Exercise - For each line below that contains the string "Alice", copy that line.

####

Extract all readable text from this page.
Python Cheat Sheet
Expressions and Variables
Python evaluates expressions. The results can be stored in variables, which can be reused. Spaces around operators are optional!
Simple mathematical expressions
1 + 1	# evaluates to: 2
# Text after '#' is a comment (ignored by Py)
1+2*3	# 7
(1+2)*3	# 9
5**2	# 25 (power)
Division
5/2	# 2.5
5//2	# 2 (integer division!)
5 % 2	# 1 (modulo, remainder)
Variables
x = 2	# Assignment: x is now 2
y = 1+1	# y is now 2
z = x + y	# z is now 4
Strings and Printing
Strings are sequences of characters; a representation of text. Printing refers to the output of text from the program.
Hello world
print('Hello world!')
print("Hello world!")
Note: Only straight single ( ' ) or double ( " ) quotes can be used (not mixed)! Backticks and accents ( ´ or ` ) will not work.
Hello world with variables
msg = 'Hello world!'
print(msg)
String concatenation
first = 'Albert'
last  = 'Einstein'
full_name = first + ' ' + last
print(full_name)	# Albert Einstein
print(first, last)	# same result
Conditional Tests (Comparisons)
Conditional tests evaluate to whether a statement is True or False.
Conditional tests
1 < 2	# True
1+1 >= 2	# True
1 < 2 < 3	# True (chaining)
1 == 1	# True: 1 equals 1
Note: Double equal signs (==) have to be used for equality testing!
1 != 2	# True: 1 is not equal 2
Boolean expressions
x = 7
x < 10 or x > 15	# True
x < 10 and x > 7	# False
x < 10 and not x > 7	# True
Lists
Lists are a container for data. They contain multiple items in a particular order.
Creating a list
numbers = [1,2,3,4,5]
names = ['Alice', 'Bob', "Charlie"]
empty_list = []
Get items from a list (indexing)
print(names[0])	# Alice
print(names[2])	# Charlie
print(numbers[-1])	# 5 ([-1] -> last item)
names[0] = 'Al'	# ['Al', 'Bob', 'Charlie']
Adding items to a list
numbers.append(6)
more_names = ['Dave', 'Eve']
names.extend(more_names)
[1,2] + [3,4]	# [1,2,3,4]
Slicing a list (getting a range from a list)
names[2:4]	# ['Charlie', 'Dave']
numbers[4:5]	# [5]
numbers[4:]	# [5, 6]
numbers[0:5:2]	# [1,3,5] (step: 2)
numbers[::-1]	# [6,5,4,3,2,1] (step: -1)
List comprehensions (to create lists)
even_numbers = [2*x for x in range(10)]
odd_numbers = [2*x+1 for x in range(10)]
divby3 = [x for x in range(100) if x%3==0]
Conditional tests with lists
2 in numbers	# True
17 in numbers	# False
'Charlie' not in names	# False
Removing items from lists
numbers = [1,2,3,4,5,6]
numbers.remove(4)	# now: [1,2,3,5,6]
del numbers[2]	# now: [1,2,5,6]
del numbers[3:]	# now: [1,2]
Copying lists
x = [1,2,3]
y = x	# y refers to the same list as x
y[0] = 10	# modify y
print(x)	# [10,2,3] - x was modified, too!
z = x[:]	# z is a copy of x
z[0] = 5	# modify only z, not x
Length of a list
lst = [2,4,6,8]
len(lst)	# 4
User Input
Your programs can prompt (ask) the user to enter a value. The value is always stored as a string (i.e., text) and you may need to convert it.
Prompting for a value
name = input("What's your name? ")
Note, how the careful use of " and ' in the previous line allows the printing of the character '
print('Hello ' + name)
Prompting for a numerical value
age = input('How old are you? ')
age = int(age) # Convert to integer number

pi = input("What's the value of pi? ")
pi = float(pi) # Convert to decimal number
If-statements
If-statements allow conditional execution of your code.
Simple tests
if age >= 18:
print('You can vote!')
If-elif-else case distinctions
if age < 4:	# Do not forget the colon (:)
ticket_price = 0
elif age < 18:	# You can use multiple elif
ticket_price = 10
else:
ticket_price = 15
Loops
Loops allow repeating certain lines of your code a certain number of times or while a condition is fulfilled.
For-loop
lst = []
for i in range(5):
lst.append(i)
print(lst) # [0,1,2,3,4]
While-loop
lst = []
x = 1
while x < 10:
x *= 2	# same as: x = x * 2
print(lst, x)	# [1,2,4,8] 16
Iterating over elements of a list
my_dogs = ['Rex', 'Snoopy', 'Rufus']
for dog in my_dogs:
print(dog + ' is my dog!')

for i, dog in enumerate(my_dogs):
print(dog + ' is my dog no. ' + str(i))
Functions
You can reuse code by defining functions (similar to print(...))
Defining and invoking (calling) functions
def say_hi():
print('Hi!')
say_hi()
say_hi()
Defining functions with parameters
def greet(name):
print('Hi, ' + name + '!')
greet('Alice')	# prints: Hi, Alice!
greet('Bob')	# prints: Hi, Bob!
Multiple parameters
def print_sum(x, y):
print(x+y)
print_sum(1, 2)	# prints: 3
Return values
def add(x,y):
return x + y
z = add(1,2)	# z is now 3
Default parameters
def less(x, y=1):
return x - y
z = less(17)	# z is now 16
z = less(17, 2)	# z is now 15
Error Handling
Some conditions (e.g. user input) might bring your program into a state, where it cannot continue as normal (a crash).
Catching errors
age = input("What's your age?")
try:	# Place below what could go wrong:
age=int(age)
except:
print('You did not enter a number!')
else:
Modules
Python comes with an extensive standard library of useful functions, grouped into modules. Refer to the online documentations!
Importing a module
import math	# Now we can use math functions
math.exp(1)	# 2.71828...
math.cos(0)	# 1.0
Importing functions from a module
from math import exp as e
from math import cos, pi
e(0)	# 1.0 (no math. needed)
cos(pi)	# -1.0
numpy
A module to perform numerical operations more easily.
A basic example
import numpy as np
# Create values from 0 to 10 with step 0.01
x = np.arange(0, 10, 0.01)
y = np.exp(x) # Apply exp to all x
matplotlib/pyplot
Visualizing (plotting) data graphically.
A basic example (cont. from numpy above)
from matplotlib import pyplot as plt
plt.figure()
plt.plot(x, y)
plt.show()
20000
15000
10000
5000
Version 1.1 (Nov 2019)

####

Completed task -
names = ['Alice', 'Bob', "Charlie"]
print(names[0])	# Alice
greet('Alice')	# prints: Hi, Alice!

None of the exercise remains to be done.